**GIVEN INSTRUCTION**
Among these lines, how many include "Server"? Answer only with the number.

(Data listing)
** begin **

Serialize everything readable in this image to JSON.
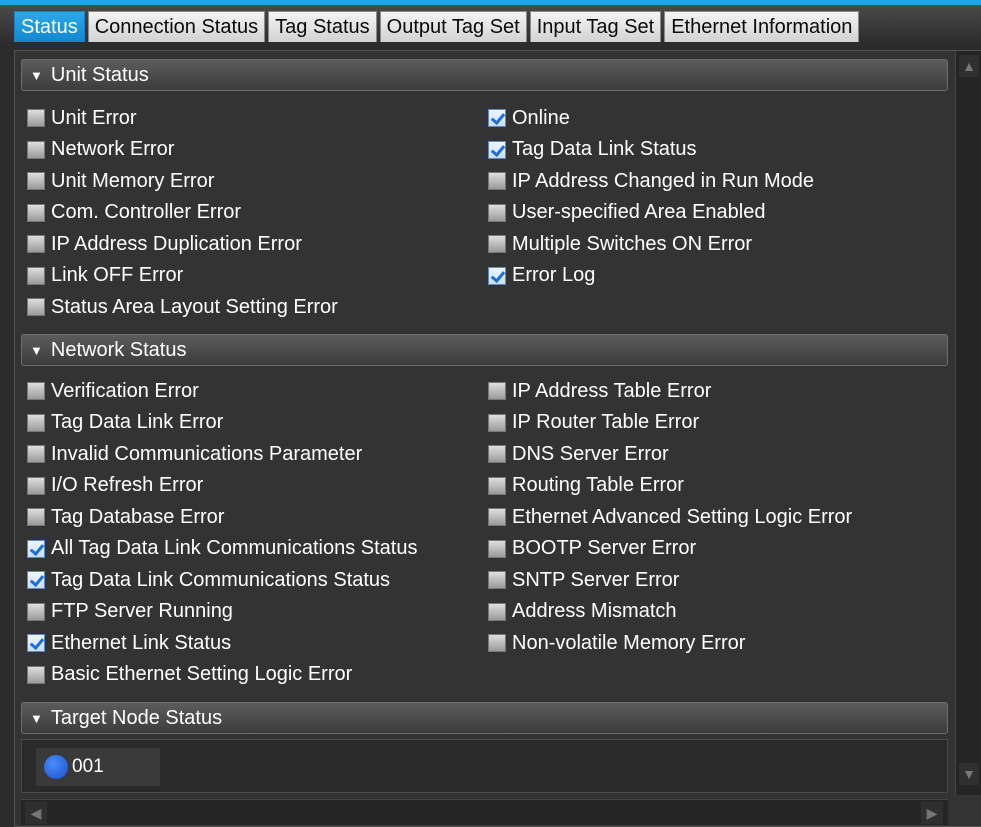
{
  "tabs": [
    {
      "label": "Status",
      "active": true
    },
    {
      "label": "Connection Status",
      "active": false
    },
    {
      "label": "Tag Status",
      "active": false
    },
    {
      "label": "Output Tag Set",
      "active": false
    },
    {
      "label": "Input Tag Set",
      "active": false
    },
    {
      "label": "Ethernet Information",
      "active": false
    }
  ],
  "unit_status": {
    "header": "Unit Status",
    "left": [
      {
        "label": "Unit Error",
        "checked": false
      },
      {
        "label": "Network Error",
        "checked": false
      },
      {
        "label": "Unit Memory Error",
        "checked": false
      },
      {
        "label": "Com. Controller Error",
        "checked": false
      },
      {
        "label": "IP Address Duplication Error",
        "checked": false
      },
      {
        "label": "Link OFF Error",
        "checked": false
      },
      {
        "label": "Status Area Layout Setting Error",
        "checked": false
      }
    ],
    "right": [
      {
        "label": "Online",
        "checked": true
      },
      {
        "label": "Tag Data Link Status",
        "checked": true
      },
      {
        "label": "IP Address Changed in Run Mode",
        "checked": false
      },
      {
        "label": "User-specified Area Enabled",
        "checked": false
      },
      {
        "label": "Multiple Switches ON Error",
        "checked": false
      },
      {
        "label": "Error Log",
        "checked": true
      }
    ]
  },
  "network_status": {
    "header": "Network Status",
    "left": [
      {
        "label": "Verification Error",
        "checked": false
      },
      {
        "label": "Tag Data Link Error",
        "checked": false
      },
      {
        "label": "Invalid Communications Parameter",
        "checked": false
      },
      {
        "label": "I/O Refresh Error",
        "checked": false
      },
      {
        "label": "Tag Database Error",
        "checked": false
      },
      {
        "label": "All Tag Data Link Communications Status",
        "checked": true
      },
      {
        "label": "Tag Data Link Communications Status",
        "checked": true
      },
      {
        "label": "FTP Server Running",
        "checked": false
      },
      {
        "label": "Ethernet Link Status",
        "checked": true
      },
      {
        "label": "Basic Ethernet Setting Logic Error",
        "checked": false
      }
    ],
    "right": [
      {
        "label": "IP Address Table Error",
        "checked": false
      },
      {
        "label": "IP Router Table Error",
        "checked": false
      },
      {
        "label": "DNS Server Error",
        "checked": false
      },
      {
        "label": "Routing Table Error",
        "checked": false
      },
      {
        "label": "Ethernet Advanced Setting Logic Error",
        "checked": false
      },
      {
        "label": "BOOTP Server Error",
        "checked": false
      },
      {
        "label": "SNTP Server Error",
        "checked": false
      },
      {
        "label": "Address Mismatch",
        "checked": false
      },
      {
        "label": "Non-volatile Memory Error",
        "checked": false
      }
    ]
  },
  "target_node_status": {
    "header": "Target Node Status",
    "node": {
      "label": "001",
      "indicator": "blue-circle-icon"
    }
  },
  "colors": {
    "accent": "#1ea3e6",
    "check": "#1c6fd6",
    "node": "#2a62e0"
  }
}
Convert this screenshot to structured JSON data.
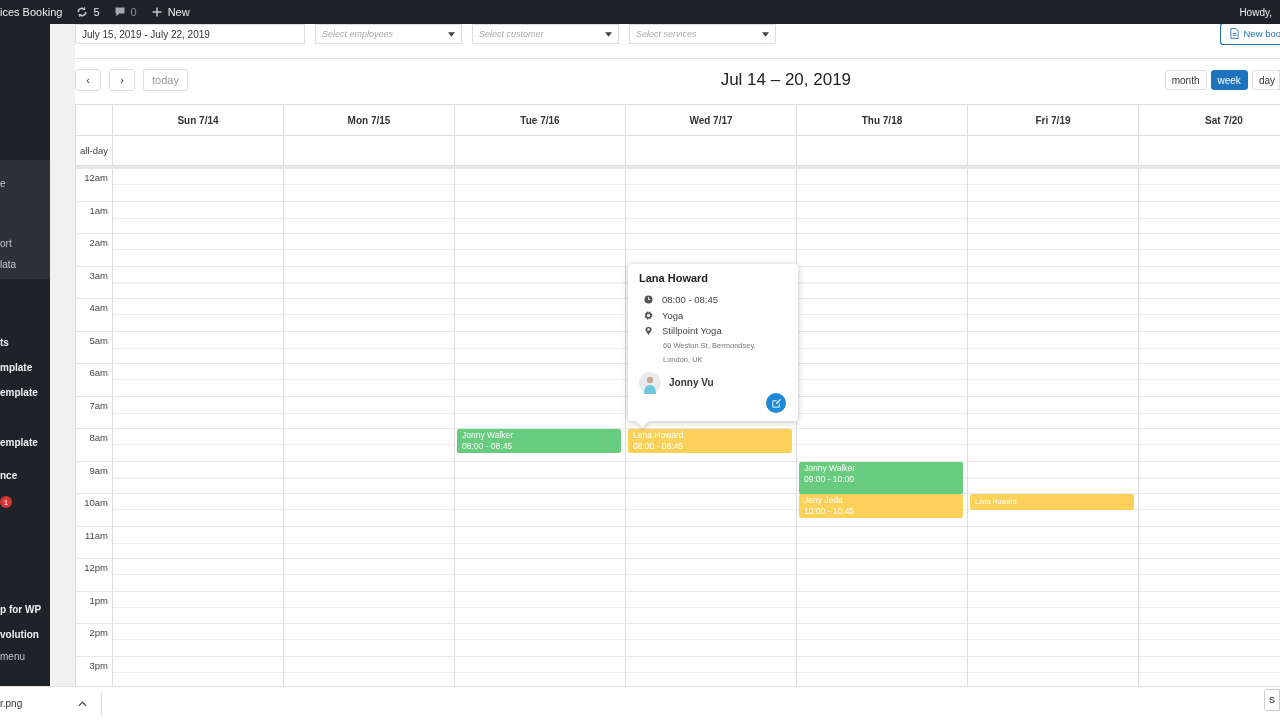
{
  "admin_bar": {
    "site_name": "ices Booking",
    "updates": "5",
    "comments": "0",
    "new_label": "New",
    "greeting": "Howdy,"
  },
  "sidebar": {
    "groups": [
      {
        "kind": "submenu",
        "items": [
          "e",
          "ort",
          "lata"
        ]
      },
      {
        "kind": "menu",
        "items": [
          "ts",
          "mplate",
          "emplate"
        ]
      },
      {
        "kind": "menu",
        "items": [
          "emplate",
          "nce"
        ],
        "badge": "1"
      },
      {
        "kind": "menu",
        "items": [
          "p for WP",
          "volution",
          "menu"
        ]
      }
    ]
  },
  "filters": {
    "date_range": "July 15, 2019 - July 22, 2019",
    "selects": [
      {
        "placeholder": "Select employees"
      },
      {
        "placeholder": "Select customer"
      },
      {
        "placeholder": "Select services"
      }
    ],
    "new_button": "New boo"
  },
  "toolbar": {
    "nav": [
      {
        "label": "‹",
        "disabled": false
      },
      {
        "label": "›",
        "disabled": false
      },
      {
        "label": "today",
        "disabled": true
      }
    ],
    "title": "Jul 14 – 20, 2019",
    "views": [
      {
        "label": "month",
        "selected": false
      },
      {
        "label": "week",
        "selected": true
      },
      {
        "label": "day",
        "selected": false
      }
    ]
  },
  "calendar": {
    "days": [
      "Sun 7/14",
      "Mon 7/15",
      "Tue 7/16",
      "Wed 7/17",
      "Thu 7/18",
      "Fri 7/19",
      "Sat 7/20"
    ],
    "all_day_label": "all-day",
    "hours": [
      {
        "label": "12am"
      },
      {
        "label": "1am"
      },
      {
        "label": "2am"
      },
      {
        "label": "3am"
      },
      {
        "label": "4am"
      },
      {
        "label": "5am"
      },
      {
        "label": "6am"
      },
      {
        "label": "7am"
      },
      {
        "label": "8am",
        "cells": [
          null,
          null,
          {
            "kind": "three_quarter",
            "name": "Jonny Walker",
            "time": "08:00 - 08:45",
            "color": "#67cc7d"
          },
          {
            "kind": "three_quarter",
            "name": "Lana Howard",
            "time": "08:00 - 08:45",
            "color": "#fcd159",
            "popover": {
              "title": "Lana Howard",
              "time": "08:00 - 08:45",
              "service": "Yoga",
              "location": "Stillpoint Yoga",
              "address": "60 Weston St, Bermondsey. London, UK",
              "employee": "Jonny Vu"
            }
          },
          null,
          null,
          null
        ]
      },
      {
        "label": "9am",
        "cells": [
          null,
          null,
          null,
          null,
          {
            "kind": "hour",
            "name": "Jonny Walker",
            "time": "09:00 - 10:00",
            "color": "#67cc7d"
          },
          null,
          null
        ]
      },
      {
        "label": "10am",
        "cells": [
          null,
          null,
          null,
          null,
          {
            "kind": "three_quarter",
            "name": "Jeny Jeda",
            "time": "10:00 - 10:45",
            "color": "#fcd159"
          },
          {
            "kind": "half",
            "name": "Lana Howard",
            "color": "#fcd159"
          },
          null
        ]
      },
      {
        "label": "11am"
      },
      {
        "label": "12pm"
      },
      {
        "label": "1pm"
      },
      {
        "label": "2pm"
      },
      {
        "label": "3pm"
      }
    ]
  },
  "downloads": {
    "file": "r.png",
    "button": "S"
  }
}
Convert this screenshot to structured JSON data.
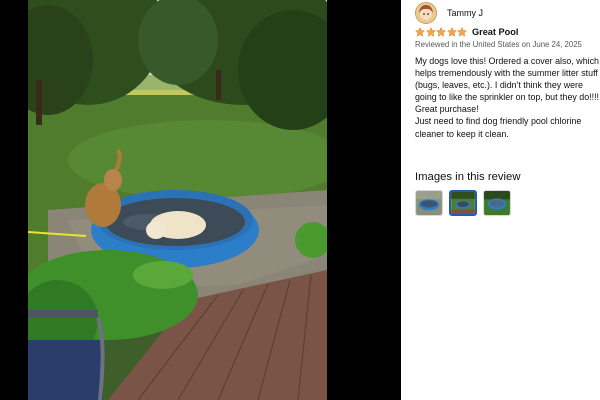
{
  "review": {
    "reviewer_name": "Tammy J",
    "rating": 5,
    "title": "Great Pool",
    "meta": "Reviewed in the United States on June 24, 2025",
    "body": [
      "My dogs love this! Ordered a cover also, which helps tremendously with the summer litter stuff (bugs, leaves, etc.). I didn't think they were going to like the sprinkler on top, but they do!!!! Great purchase!",
      "Just need to find dog friendly pool chlorine cleaner to keep it clean."
    ]
  },
  "images_section": {
    "heading": "Images in this review",
    "selected_index": 1,
    "thumbnail_count": 3
  },
  "colors": {
    "star": "#f3a847",
    "pool": "#2d7ec8",
    "selected_border": "#1f5fa8"
  },
  "icons": [
    "avatar",
    "star-icon",
    "photo-thumbnail"
  ]
}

** end **

**ANSWER FOR THIS EXERCISE**
4